* [WHAT YOU ARE ASKED TO DO]: Nothing in the records should be altered; retype them all exactly.

* [SUPPLIED MATERIAL]:

┄┄┄┄┄┄┄┄┄┄

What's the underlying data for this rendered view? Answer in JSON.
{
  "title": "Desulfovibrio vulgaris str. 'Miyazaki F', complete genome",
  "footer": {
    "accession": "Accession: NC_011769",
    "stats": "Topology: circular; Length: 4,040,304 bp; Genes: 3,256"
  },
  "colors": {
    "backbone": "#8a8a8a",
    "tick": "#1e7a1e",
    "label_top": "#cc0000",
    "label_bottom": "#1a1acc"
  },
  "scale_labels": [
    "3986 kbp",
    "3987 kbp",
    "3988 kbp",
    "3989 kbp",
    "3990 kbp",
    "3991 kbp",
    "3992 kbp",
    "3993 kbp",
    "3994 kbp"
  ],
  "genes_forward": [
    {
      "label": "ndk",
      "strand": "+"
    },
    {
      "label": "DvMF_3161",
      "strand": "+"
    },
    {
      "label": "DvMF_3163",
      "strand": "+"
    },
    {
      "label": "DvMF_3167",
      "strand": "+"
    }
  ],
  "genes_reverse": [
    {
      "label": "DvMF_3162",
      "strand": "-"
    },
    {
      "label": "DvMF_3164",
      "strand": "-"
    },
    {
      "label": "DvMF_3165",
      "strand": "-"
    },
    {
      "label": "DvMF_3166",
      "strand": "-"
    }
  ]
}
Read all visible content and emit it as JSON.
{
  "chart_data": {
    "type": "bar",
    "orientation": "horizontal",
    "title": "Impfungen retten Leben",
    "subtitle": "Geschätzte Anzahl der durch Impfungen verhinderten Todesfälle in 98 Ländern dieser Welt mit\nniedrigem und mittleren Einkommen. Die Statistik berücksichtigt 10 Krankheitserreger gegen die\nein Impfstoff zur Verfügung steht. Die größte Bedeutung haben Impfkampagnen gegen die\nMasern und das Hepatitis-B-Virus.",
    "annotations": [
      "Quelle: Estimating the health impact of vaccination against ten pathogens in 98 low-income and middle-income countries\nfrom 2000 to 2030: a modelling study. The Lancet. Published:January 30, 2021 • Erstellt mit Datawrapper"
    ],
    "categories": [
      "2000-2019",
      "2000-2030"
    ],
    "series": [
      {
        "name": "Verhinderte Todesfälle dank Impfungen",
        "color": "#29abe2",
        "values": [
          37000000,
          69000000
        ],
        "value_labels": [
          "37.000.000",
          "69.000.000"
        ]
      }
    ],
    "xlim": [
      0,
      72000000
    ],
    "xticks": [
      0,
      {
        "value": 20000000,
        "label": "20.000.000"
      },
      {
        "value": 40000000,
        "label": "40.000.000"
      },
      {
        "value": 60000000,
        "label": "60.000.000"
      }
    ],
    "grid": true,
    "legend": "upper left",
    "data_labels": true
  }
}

┄┄┄┄┄┄┄┄┄┄

* [RESPONSE TO THIS TASK]:
What's the underlying data for this rendered view? Answer in JSON.
{
  "title": "Desulfovibrio vulgaris str. 'Miyazaki F', complete genome",
  "footer": {
    "accession": "Accession: NC_011769",
    "stats": "Topology: circular; Length: 4,040,304 bp; Genes: 3,256"
  },
  "colors": {
    "backbone": "#8a8a8a",
    "tick": "#1e7a1e",
    "label_top": "#cc0000",
    "label_bottom": "#1a1acc"
  },
  "scale_labels": [
    "3986 kbp",
    "3987 kbp",
    "3988 kbp",
    "3989 kbp",
    "3990 kbp",
    "3991 kbp",
    "3992 kbp",
    "3993 kbp",
    "3994 kbp"
  ],
  "genes_forward": [
    {
      "label": "ndk",
      "strand": "+"
    },
    {
      "label": "DvMF_3161",
      "strand": "+"
    },
    {
      "label": "DvMF_3163",
      "strand": "+"
    },
    {
      "label": "DvMF_3167",
      "strand": "+"
    }
  ],
  "genes_reverse": [
    {
      "label": "DvMF_3162",
      "strand": "-"
    },
    {
      "label": "DvMF_3164",
      "strand": "-"
    },
    {
      "label": "DvMF_3165",
      "strand": "-"
    },
    {
      "label": "DvMF_3166",
      "strand": "-"
    }
  ]
}
Read all visible content and emit it as JSON.
{
  "chart_data": {
    "type": "bar",
    "orientation": "horizontal",
    "title": "Impfungen retten Leben",
    "subtitle": "Geschätzte Anzahl der durch Impfungen verhinderten Todesfälle in 98 Ländern dieser Welt mit\nniedrigem und mittleren Einkommen. Die Statistik berücksichtigt 10 Krankheitserreger gegen die\nein Impfstoff zur Verfügung steht. Die größte Bedeutung haben Impfkampagnen gegen die\nMasern und das Hepatitis-B-Virus.",
    "annotations": [
      "Quelle: Estimating the health impact of vaccination against ten pathogens in 98 low-income and middle-income countries\nfrom 2000 to 2030: a modelling study. The Lancet. Published:January 30, 2021 • Erstellt mit Datawrapper"
    ],
    "categories": [
      "2000-2019",
      "2000-2030"
    ],
    "series": [
      {
        "name": "Verhinderte Todesfälle dank Impfungen",
        "color": "#29abe2",
        "values": [
          37000000,
          69000000
        ],
        "value_labels": [
          "37.000.000",
          "69.000.000"
        ]
      }
    ],
    "xlim": [
      0,
      72000000
    ],
    "xticks": [
      0,
      {
        "value": 20000000,
        "label": "20.000.000"
      },
      {
        "value": 40000000,
        "label": "40.000.000"
      },
      {
        "value": 60000000,
        "label": "60.000.000"
      }
    ],
    "grid": true,
    "legend": "upper left",
    "data_labels": true
  }
}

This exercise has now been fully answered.